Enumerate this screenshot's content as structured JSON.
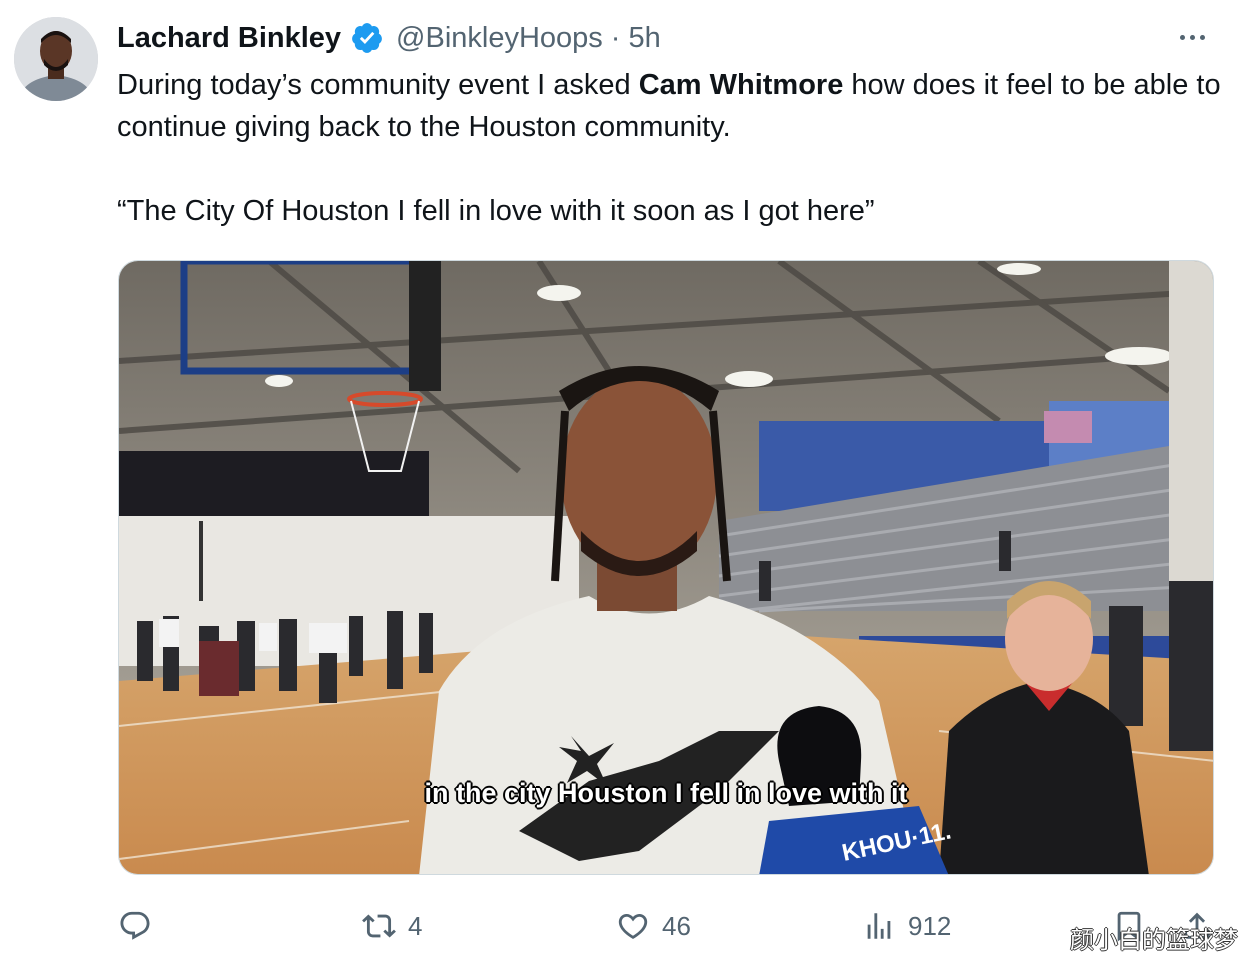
{
  "tweet": {
    "author_name": "Lachard Binkley",
    "handle": "@BinkleyHoops",
    "separator": "·",
    "time": "5h",
    "text_part1": "During today’s community event I asked ",
    "text_bold": "Cam Whitmore",
    "text_part2": " how does it feel to be able to continue giving back to the Houston community.",
    "quote": "“The City Of Houston I fell in love with it soon as I got here”"
  },
  "media": {
    "caption": "in the city Houston I fell in love with it",
    "mic_label": "KHOU·11."
  },
  "actions": {
    "reply_count": "",
    "retweet_count": "4",
    "like_count": "46",
    "views_count": "912"
  },
  "watermark": "颜小白的篮球梦",
  "colors": {
    "verified_blue": "#1d9bf0",
    "secondary_text": "#536471",
    "court": "#c9935a"
  },
  "icons": [
    "verified-badge-icon",
    "more-icon",
    "reply-icon",
    "retweet-icon",
    "like-icon",
    "views-icon",
    "bookmark-icon",
    "share-icon"
  ]
}
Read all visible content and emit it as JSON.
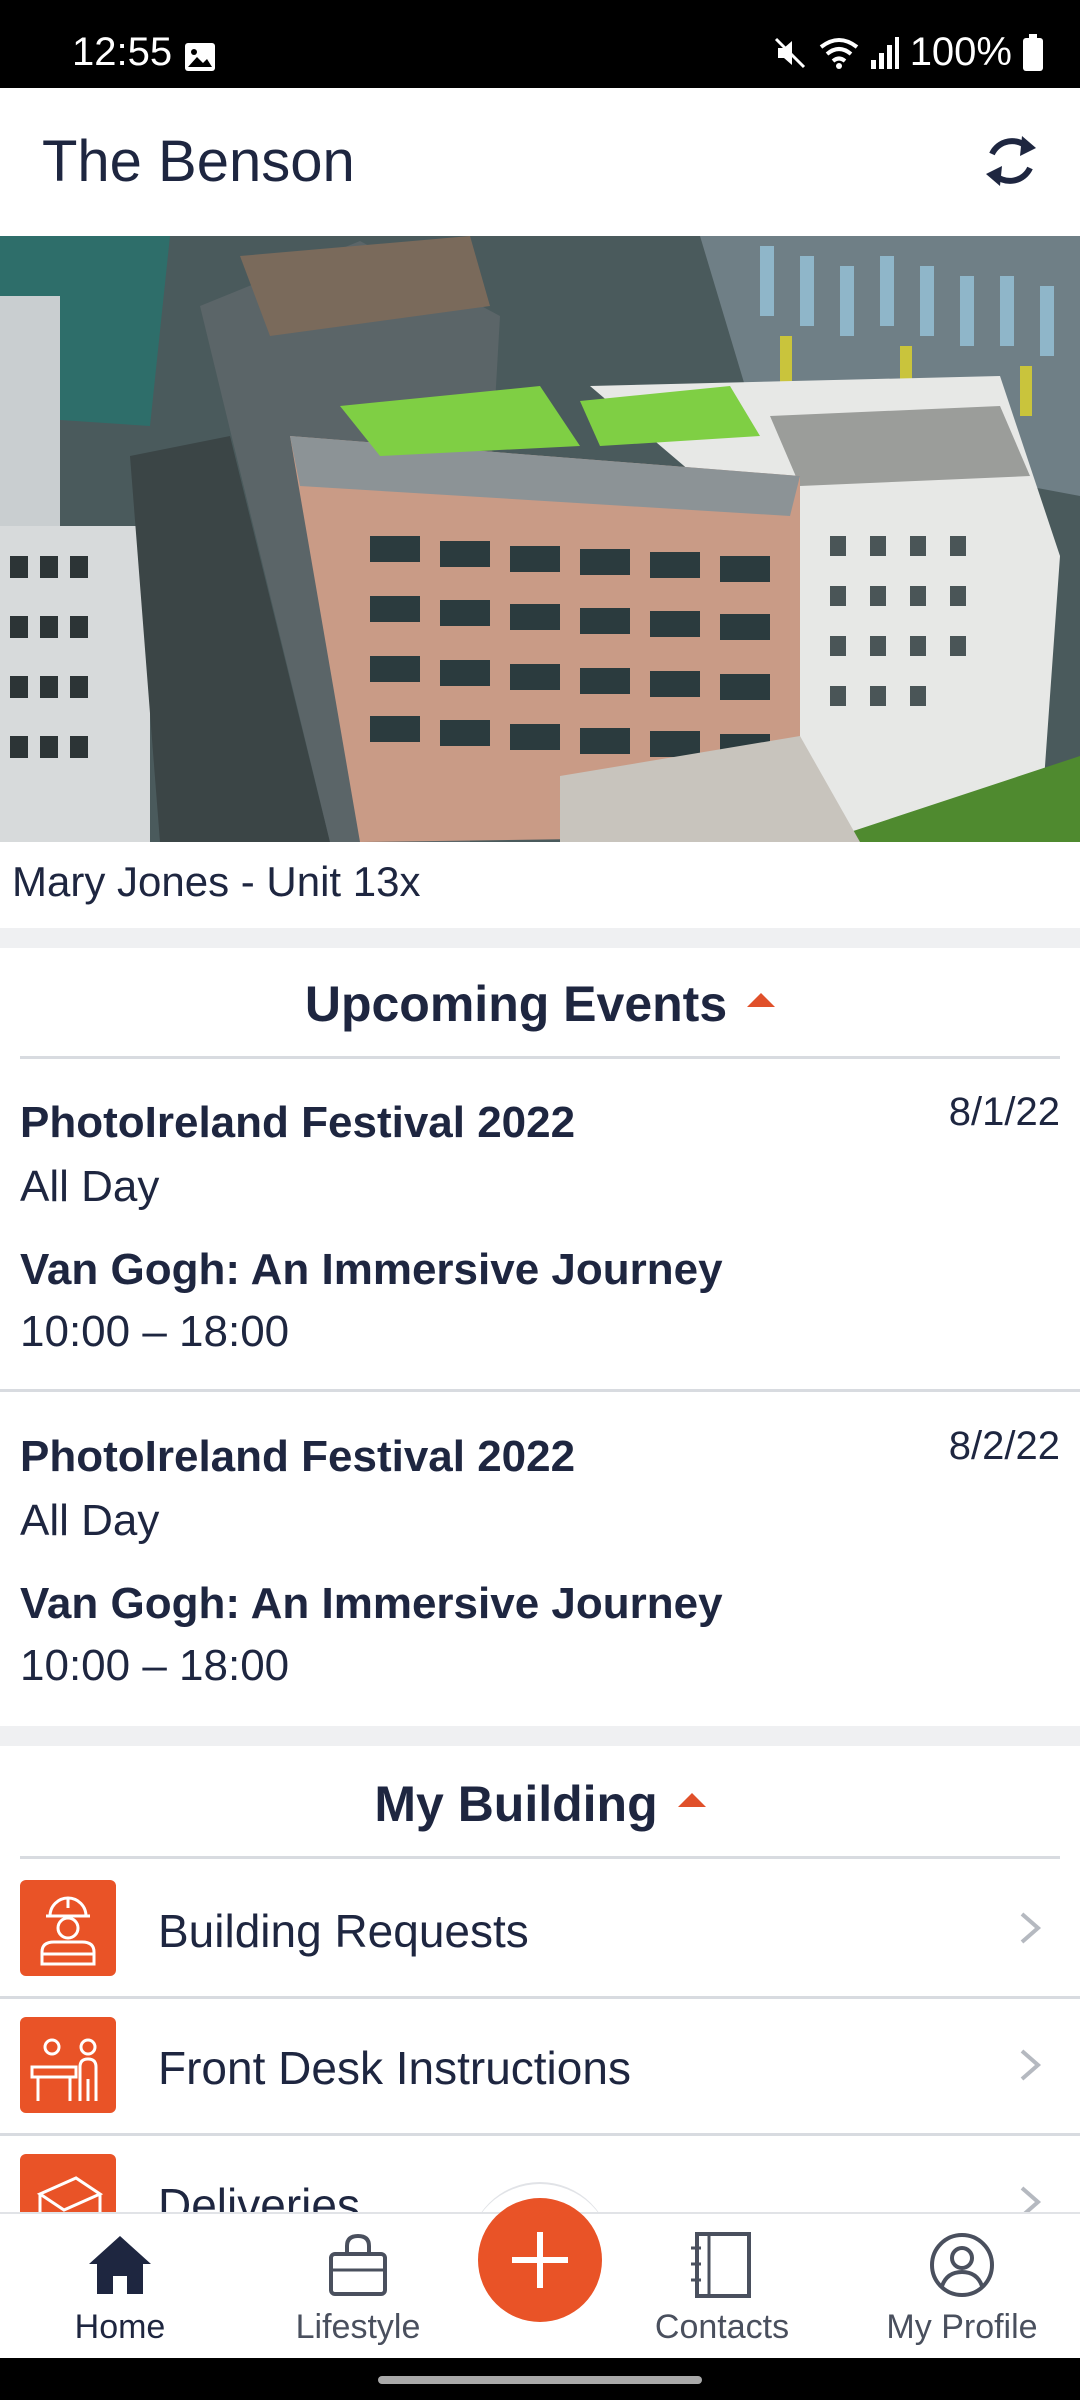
{
  "status_bar": {
    "time": "12:55",
    "battery_percent": "100%",
    "icons": [
      "image-icon",
      "mute-icon",
      "wifi-icon",
      "signal-icon",
      "battery-icon"
    ]
  },
  "header": {
    "title": "The Benson",
    "refresh_icon": "refresh-icon"
  },
  "resident": {
    "label": "Mary Jones - Unit 13x"
  },
  "upcoming_events": {
    "heading": "Upcoming Events",
    "days": [
      {
        "date": "8/1/22",
        "events": [
          {
            "title": "PhotoIreland Festival 2022",
            "time": "All Day"
          },
          {
            "title": "Van Gogh: An Immersive Journey",
            "time": "10:00 – 18:00"
          }
        ]
      },
      {
        "date": "8/2/22",
        "events": [
          {
            "title": "PhotoIreland Festival 2022",
            "time": "All Day"
          },
          {
            "title": "Van Gogh: An Immersive Journey",
            "time": "10:00 – 18:00"
          }
        ]
      }
    ]
  },
  "my_building": {
    "heading": "My Building",
    "items": [
      {
        "label": "Building Requests",
        "icon": "worker-icon"
      },
      {
        "label": "Front Desk Instructions",
        "icon": "front-desk-icon"
      },
      {
        "label": "Deliveries",
        "icon": "delivery-icon"
      }
    ]
  },
  "bottom_nav": {
    "items": [
      {
        "label": "Home",
        "icon": "home-icon",
        "active": true
      },
      {
        "label": "Lifestyle",
        "icon": "shopping-bag-icon",
        "active": false
      },
      {
        "label": "Contacts",
        "icon": "contacts-book-icon",
        "active": false
      },
      {
        "label": "My Profile",
        "icon": "profile-icon",
        "active": false
      }
    ],
    "fab_icon": "plus-icon"
  },
  "colors": {
    "accent": "#e95327",
    "text_dark": "#1e2640",
    "divider": "#d8dbe0"
  }
}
════════════════════
# Goal
Retype the data above exactly; pictures are not part of the copy.

# Written solution
Enumerate this screenshot's content as structured JSON.
{
  "tweet": {
    "author_name": "Lachard Binkley",
    "handle": "@BinkleyHoops",
    "separator": "·",
    "time": "5h",
    "text_part1": "During today’s community event I asked ",
    "text_bold": "Cam Whitmore",
    "text_part2": " how does it feel to be able to continue giving back to the Houston community.",
    "quote": "“The City Of Houston I fell in love with it soon as I got here”"
  },
  "media": {
    "caption": "in the city Houston I fell in love with it",
    "mic_label": "KHOU·11."
  },
  "actions": {
    "reply_count": "",
    "retweet_count": "4",
    "like_count": "46",
    "views_count": "912"
  },
  "watermark": "颜小白的篮球梦",
  "colors": {
    "verified_blue": "#1d9bf0",
    "secondary_text": "#536471",
    "court": "#c9935a"
  },
  "icons": [
    "verified-badge-icon",
    "more-icon",
    "reply-icon",
    "retweet-icon",
    "like-icon",
    "views-icon",
    "bookmark-icon",
    "share-icon"
  ]
}
Read all visible content and emit it as JSON.
{
  "status_bar": {
    "time": "12:55",
    "battery_percent": "100%",
    "icons": [
      "image-icon",
      "mute-icon",
      "wifi-icon",
      "signal-icon",
      "battery-icon"
    ]
  },
  "header": {
    "title": "The Benson",
    "refresh_icon": "refresh-icon"
  },
  "resident": {
    "label": "Mary Jones - Unit 13x"
  },
  "upcoming_events": {
    "heading": "Upcoming Events",
    "days": [
      {
        "date": "8/1/22",
        "events": [
          {
            "title": "PhotoIreland Festival 2022",
            "time": "All Day"
          },
          {
            "title": "Van Gogh: An Immersive Journey",
            "time": "10:00 – 18:00"
          }
        ]
      },
      {
        "date": "8/2/22",
        "events": [
          {
            "title": "PhotoIreland Festival 2022",
            "time": "All Day"
          },
          {
            "title": "Van Gogh: An Immersive Journey",
            "time": "10:00 – 18:00"
          }
        ]
      }
    ]
  },
  "my_building": {
    "heading": "My Building",
    "items": [
      {
        "label": "Building Requests",
        "icon": "worker-icon"
      },
      {
        "label": "Front Desk Instructions",
        "icon": "front-desk-icon"
      },
      {
        "label": "Deliveries",
        "icon": "delivery-icon"
      }
    ]
  },
  "bottom_nav": {
    "items": [
      {
        "label": "Home",
        "icon": "home-icon",
        "active": true
      },
      {
        "label": "Lifestyle",
        "icon": "shopping-bag-icon",
        "active": false
      },
      {
        "label": "Contacts",
        "icon": "contacts-book-icon",
        "active": false
      },
      {
        "label": "My Profile",
        "icon": "profile-icon",
        "active": false
      }
    ],
    "fab_icon": "plus-icon"
  },
  "colors": {
    "accent": "#e95327",
    "text_dark": "#1e2640",
    "divider": "#d8dbe0"
  }
}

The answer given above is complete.